• Task description:
Take each line containing "JSON" and report it exactly as written.

— Begin Supplied data —

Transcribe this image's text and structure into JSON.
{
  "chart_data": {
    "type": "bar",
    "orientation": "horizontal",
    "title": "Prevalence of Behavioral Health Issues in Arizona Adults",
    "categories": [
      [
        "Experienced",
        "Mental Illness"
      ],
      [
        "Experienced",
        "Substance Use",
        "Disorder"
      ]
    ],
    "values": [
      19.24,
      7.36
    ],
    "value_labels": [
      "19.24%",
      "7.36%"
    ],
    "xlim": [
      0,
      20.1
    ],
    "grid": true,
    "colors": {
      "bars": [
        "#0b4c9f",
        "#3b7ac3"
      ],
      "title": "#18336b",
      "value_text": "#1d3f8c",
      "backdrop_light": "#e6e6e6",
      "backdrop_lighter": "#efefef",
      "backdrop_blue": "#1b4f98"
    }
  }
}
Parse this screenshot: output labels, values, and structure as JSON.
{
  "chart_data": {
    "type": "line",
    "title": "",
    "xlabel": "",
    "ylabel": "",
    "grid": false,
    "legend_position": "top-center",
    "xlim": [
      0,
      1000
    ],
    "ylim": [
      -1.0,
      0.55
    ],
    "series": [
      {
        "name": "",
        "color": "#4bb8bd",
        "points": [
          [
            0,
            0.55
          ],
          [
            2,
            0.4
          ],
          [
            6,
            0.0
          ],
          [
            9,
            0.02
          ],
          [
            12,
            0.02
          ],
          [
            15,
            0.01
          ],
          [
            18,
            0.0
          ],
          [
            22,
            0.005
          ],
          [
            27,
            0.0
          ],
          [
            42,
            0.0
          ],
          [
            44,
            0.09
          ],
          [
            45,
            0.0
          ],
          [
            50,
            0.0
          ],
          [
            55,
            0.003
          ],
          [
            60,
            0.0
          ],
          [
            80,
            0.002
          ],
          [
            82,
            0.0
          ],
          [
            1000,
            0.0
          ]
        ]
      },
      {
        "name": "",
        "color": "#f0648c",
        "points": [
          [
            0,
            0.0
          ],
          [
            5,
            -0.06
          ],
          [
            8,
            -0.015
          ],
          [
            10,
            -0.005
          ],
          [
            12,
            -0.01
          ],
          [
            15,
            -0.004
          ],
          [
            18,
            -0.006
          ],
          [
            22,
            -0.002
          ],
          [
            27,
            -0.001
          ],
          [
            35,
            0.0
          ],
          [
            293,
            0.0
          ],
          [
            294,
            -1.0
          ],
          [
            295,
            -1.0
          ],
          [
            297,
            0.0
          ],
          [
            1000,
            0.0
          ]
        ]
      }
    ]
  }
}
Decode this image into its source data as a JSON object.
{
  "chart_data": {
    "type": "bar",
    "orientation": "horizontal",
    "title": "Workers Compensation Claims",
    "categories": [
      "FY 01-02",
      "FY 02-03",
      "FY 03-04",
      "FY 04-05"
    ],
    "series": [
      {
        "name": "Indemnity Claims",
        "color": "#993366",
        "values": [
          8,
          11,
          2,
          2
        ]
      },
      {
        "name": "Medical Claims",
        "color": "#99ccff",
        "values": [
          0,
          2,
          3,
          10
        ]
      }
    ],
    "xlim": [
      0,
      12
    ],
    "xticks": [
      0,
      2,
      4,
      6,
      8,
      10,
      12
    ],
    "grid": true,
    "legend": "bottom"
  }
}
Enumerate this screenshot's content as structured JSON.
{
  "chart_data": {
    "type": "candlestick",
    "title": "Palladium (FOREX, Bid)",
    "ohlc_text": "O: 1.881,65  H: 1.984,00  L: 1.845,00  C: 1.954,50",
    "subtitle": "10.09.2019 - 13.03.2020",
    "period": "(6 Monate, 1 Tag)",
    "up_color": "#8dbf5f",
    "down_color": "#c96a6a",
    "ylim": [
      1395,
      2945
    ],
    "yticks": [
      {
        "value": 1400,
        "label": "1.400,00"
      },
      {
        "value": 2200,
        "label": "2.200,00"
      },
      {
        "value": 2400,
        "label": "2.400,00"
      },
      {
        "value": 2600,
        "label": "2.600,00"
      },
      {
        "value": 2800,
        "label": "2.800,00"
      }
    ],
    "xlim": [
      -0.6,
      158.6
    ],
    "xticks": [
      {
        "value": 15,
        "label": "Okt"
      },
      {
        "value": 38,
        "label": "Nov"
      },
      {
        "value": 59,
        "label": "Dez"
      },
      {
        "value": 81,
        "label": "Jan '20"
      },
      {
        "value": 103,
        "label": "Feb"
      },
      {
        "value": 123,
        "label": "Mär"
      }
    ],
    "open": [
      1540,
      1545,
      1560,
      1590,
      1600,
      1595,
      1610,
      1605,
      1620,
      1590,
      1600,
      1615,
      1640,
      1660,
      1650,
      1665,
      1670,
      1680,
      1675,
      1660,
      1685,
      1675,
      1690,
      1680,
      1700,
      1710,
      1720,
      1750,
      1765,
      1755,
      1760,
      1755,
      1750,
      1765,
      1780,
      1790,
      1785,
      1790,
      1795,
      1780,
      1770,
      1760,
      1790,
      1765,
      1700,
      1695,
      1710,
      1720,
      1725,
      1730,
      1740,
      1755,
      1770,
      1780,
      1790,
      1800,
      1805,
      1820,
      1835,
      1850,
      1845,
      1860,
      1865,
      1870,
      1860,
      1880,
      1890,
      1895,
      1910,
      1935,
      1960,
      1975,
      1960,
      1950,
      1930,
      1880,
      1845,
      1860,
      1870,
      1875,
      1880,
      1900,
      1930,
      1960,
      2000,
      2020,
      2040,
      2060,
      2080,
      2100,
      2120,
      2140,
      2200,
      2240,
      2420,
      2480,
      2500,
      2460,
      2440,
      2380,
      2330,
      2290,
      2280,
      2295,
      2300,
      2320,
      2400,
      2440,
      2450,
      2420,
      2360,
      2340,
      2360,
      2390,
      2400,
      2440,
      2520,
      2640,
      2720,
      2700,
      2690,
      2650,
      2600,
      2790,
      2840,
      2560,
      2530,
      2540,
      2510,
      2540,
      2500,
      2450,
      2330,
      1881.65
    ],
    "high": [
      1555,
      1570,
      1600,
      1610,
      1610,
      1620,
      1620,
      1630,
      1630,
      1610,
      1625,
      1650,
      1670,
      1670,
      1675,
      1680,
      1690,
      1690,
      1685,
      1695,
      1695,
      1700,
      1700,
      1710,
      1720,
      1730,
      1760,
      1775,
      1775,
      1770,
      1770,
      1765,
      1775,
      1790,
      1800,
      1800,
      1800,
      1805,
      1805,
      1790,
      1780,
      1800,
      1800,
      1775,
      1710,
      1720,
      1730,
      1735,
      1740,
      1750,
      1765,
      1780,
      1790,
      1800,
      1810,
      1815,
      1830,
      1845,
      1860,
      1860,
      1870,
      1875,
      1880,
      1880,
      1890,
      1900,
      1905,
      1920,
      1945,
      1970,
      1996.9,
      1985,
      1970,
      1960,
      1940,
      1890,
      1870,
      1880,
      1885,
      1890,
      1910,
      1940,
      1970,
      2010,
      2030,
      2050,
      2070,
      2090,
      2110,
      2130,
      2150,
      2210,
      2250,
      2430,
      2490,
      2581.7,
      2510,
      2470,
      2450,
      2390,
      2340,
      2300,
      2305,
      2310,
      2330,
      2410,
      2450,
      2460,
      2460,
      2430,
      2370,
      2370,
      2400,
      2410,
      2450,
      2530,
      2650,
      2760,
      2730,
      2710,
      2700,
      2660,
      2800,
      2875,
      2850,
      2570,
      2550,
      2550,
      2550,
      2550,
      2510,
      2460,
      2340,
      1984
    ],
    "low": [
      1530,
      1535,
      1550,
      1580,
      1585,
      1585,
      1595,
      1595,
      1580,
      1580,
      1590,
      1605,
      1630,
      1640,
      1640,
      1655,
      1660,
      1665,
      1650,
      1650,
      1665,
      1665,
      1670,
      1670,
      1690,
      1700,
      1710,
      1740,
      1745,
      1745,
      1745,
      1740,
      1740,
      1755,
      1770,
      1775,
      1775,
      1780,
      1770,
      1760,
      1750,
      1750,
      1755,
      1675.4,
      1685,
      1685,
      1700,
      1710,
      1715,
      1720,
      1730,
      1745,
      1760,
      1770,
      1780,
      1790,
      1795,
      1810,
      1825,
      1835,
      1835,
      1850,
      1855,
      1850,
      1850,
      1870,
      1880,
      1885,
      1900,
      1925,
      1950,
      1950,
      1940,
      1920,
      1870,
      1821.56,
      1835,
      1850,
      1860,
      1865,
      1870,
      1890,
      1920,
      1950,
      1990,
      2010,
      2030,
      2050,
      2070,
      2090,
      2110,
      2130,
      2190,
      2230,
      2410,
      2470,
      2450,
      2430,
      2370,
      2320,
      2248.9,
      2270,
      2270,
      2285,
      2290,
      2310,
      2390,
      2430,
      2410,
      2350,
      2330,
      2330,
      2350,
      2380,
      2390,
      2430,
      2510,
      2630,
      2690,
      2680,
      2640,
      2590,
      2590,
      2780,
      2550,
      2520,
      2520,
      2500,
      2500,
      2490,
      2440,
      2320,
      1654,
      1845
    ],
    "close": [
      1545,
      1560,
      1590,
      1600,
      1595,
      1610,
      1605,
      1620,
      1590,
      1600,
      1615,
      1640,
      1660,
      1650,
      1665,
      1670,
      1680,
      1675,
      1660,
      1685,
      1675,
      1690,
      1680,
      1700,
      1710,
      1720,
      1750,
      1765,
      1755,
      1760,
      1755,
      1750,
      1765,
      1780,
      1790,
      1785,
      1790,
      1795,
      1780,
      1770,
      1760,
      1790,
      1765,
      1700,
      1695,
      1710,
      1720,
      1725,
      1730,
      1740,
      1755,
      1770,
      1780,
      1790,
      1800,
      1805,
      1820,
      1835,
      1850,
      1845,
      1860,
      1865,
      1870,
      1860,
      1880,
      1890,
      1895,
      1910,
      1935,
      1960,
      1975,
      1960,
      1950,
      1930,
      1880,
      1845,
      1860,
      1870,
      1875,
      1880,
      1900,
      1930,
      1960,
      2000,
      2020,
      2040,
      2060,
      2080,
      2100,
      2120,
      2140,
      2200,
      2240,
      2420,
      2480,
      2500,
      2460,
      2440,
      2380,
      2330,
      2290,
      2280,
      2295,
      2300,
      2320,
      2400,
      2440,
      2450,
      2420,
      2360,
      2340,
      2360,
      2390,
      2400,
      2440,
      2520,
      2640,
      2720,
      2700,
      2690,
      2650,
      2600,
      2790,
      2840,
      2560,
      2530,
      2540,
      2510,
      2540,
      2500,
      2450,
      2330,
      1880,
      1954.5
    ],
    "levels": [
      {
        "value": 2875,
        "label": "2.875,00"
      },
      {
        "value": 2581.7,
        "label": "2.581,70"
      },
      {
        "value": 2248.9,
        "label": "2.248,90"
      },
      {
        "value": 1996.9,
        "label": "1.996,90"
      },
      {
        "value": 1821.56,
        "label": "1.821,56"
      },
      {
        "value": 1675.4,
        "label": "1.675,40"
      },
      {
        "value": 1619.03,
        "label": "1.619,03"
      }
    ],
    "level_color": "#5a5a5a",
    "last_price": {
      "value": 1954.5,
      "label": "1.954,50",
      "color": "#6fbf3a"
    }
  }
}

— End Supplied data —

• Answer to this exercise:
Transcribe this image's text and structure into JSON.
Parse this screenshot: output labels, values, and structure as JSON.
Decode this image into its source data as a JSON object.
Enumerate this screenshot's content as structured JSON.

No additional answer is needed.